**WORK TO COMPLETE:** Can you render the data from the line containing "Patent image size: (1237, 969)." down through the line containing "The watercraft 130 is at (640, 570)." as a two-column CSV with the headers text and answer? Use one row per data entry, put each field in double quotes, and replace any line breaks with spaces.

**RECORDS PROVIDED:**
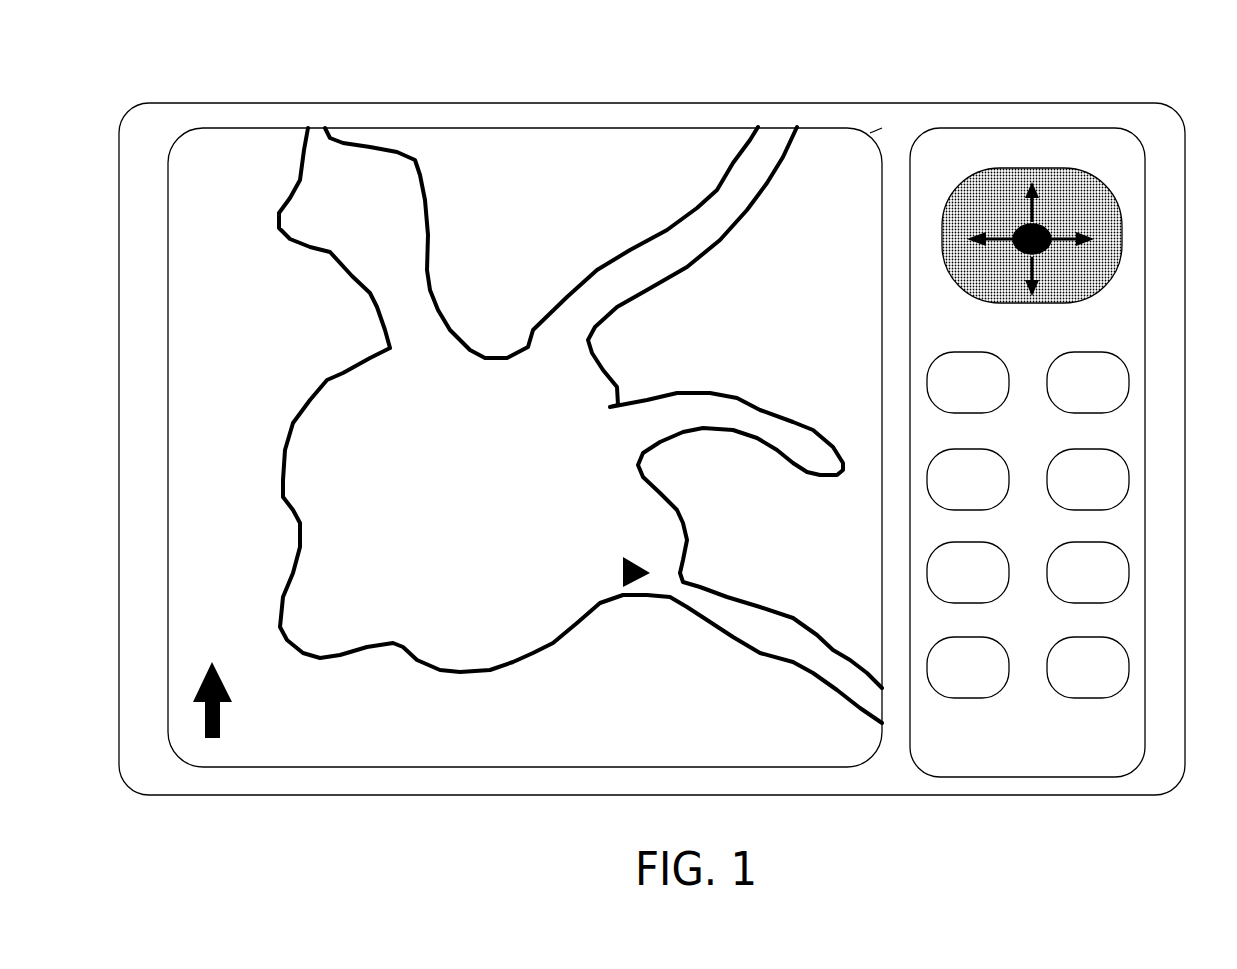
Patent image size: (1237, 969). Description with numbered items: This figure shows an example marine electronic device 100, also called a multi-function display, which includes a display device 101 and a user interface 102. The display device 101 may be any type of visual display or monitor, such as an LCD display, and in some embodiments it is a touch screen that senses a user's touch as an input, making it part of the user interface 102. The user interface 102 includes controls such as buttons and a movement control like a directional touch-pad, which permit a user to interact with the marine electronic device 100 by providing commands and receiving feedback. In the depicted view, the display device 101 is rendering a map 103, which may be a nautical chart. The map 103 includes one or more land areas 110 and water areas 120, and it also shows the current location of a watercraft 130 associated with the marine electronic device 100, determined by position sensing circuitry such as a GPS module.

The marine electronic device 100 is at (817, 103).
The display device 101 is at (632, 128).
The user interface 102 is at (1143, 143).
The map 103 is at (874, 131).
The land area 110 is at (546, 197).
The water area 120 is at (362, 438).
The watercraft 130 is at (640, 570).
---
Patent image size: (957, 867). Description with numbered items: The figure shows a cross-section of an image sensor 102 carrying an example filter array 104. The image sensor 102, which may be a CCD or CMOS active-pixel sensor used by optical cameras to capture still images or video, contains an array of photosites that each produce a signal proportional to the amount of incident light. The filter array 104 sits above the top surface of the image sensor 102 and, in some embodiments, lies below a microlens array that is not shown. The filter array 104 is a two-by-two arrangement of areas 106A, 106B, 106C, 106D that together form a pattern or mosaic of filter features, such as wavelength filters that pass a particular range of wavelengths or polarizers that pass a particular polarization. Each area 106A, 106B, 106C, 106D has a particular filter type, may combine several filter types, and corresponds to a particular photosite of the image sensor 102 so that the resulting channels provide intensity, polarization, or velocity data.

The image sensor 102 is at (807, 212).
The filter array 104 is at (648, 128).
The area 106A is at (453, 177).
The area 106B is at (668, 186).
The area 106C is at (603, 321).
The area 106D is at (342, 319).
==
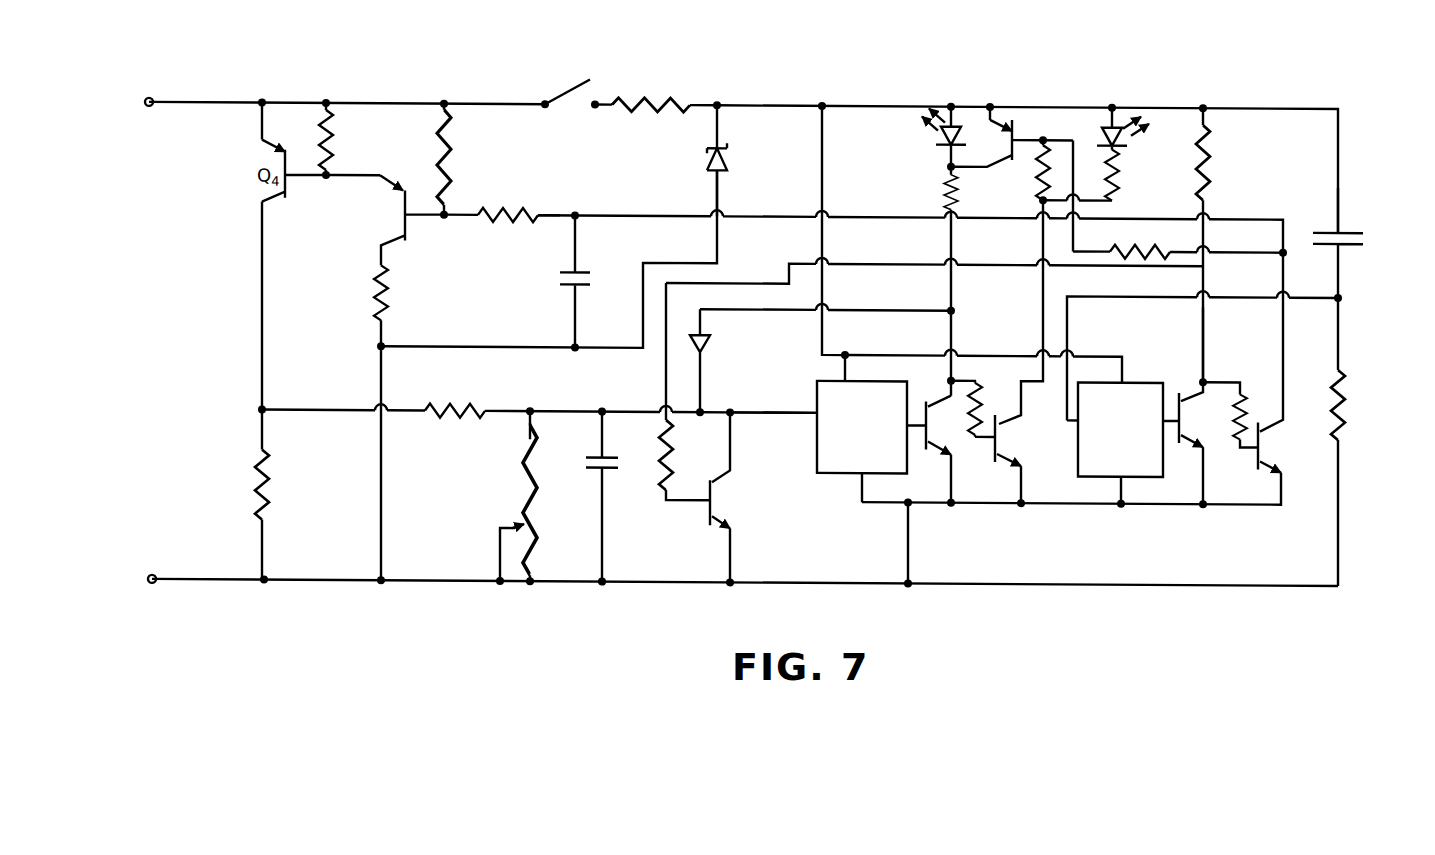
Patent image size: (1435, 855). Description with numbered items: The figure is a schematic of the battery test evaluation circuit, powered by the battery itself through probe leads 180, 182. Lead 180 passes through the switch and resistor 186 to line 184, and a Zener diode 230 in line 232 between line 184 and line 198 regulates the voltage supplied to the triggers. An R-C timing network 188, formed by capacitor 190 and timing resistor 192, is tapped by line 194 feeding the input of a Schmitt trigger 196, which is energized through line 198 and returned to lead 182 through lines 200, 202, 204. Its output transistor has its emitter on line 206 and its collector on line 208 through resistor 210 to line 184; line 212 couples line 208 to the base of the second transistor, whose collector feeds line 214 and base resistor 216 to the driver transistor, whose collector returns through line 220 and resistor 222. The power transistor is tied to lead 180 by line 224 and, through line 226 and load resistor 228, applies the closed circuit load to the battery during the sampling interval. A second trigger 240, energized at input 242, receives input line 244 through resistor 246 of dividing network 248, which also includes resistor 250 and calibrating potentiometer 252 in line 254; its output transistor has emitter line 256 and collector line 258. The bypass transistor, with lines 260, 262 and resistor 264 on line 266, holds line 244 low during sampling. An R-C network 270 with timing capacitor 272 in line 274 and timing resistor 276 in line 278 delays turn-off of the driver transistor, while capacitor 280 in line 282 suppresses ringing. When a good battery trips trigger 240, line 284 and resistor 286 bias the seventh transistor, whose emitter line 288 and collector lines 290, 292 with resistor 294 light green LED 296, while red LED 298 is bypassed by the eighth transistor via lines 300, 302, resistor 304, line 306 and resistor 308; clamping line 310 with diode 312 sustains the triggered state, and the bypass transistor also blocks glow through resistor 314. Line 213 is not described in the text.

**RESPONSE TO THIS TASK:**
text,answer
"Patent image size: (1237, 969). Description with numbered items: This figure shows an example marine electronic device 100, also called a multi-function display, which includes a display device 101 and a user interface 102. The display device 101 may be any type of visual display or monitor, such as an LCD display, and in some embodiments it is a touch screen that senses a user's touch as an input, making it part of the user interface 102. The user interface 102 includes controls such as buttons and a movement control like a directional touch-pad, which permit a user to interact with the marine electronic device 100 by providing commands and receiving feedback. In the depicted view, the display device 101 is rendering a map 103, which may be a nautical chart. The map 103 includes one or more land areas 110 and water areas 120, and it also shows the current location of a watercraft 130 associated with the marine electronic device 100, determined by position sensing circuitry such as a GPS module.","The marine electronic device 100 is at (817, 103). The display device 101 is at (632, 128). The user interface 102 is at (1143, 143). The map 103 is at (874, 131). The land area 110 is at (546, 197). The water area 120 is at (362, 438). The watercraft 130 is at (640, 570)."